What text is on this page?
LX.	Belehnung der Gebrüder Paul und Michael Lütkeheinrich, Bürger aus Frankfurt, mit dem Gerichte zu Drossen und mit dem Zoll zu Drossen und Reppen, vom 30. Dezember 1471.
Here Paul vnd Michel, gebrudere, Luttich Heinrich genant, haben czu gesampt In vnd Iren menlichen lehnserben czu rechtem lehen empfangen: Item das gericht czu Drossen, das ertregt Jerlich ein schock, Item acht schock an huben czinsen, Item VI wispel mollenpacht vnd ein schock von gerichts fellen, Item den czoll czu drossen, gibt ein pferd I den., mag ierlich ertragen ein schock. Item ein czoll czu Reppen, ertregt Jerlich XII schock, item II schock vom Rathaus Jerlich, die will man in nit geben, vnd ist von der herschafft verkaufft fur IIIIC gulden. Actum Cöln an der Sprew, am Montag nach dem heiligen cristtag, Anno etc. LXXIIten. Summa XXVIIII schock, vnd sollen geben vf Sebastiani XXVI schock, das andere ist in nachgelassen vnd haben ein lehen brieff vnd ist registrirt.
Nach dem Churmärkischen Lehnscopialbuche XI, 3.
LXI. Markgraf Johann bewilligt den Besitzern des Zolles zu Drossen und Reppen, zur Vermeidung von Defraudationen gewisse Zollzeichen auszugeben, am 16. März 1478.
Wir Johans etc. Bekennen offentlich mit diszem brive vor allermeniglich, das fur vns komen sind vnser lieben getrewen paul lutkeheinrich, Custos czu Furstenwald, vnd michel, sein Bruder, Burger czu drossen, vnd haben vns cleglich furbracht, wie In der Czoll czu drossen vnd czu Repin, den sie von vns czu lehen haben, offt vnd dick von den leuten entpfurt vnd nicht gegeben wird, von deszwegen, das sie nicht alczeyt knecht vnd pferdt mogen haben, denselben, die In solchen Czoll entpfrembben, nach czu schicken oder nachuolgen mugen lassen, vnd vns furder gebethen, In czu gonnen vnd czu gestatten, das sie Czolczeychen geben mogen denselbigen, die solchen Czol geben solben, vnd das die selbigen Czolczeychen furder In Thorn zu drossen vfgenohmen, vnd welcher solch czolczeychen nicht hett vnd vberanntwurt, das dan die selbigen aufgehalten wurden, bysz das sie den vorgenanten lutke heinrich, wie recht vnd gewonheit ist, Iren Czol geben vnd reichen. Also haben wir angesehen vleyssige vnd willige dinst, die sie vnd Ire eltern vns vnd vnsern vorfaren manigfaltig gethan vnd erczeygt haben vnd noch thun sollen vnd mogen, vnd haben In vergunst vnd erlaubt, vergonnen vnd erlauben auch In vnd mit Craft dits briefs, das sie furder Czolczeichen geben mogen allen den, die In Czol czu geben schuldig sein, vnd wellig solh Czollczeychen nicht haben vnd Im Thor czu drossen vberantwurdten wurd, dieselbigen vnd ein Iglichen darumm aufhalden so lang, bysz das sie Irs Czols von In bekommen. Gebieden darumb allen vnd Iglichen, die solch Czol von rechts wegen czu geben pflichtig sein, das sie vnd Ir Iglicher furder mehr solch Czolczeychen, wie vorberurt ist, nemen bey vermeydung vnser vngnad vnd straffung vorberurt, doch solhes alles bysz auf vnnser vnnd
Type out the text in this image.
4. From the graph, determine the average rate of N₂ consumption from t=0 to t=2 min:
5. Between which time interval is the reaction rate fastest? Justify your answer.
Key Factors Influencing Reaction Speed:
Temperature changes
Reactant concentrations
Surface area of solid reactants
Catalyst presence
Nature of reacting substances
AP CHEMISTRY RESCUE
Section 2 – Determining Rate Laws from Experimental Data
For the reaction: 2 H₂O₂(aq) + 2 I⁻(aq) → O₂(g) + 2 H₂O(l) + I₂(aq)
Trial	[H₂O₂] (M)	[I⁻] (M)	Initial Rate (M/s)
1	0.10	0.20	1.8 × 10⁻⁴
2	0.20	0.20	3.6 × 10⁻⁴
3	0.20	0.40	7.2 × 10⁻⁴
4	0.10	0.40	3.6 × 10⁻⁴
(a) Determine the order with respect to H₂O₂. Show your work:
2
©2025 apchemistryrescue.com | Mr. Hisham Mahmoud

# What needs to be done:
Gather every line from the listing above in which the word "H₂O₂" appears.

# The output:
For the reaction: 2 H₂O₂(aq) + 2 I⁻(aq) → O₂(g) + 2 H₂O(l) + I₂(aq)
Trial	[H₂O₂] (M)	[I⁻] (M)	Initial Rate (M/s)
(a) Determine the order with respect to H₂O₂. Show your work:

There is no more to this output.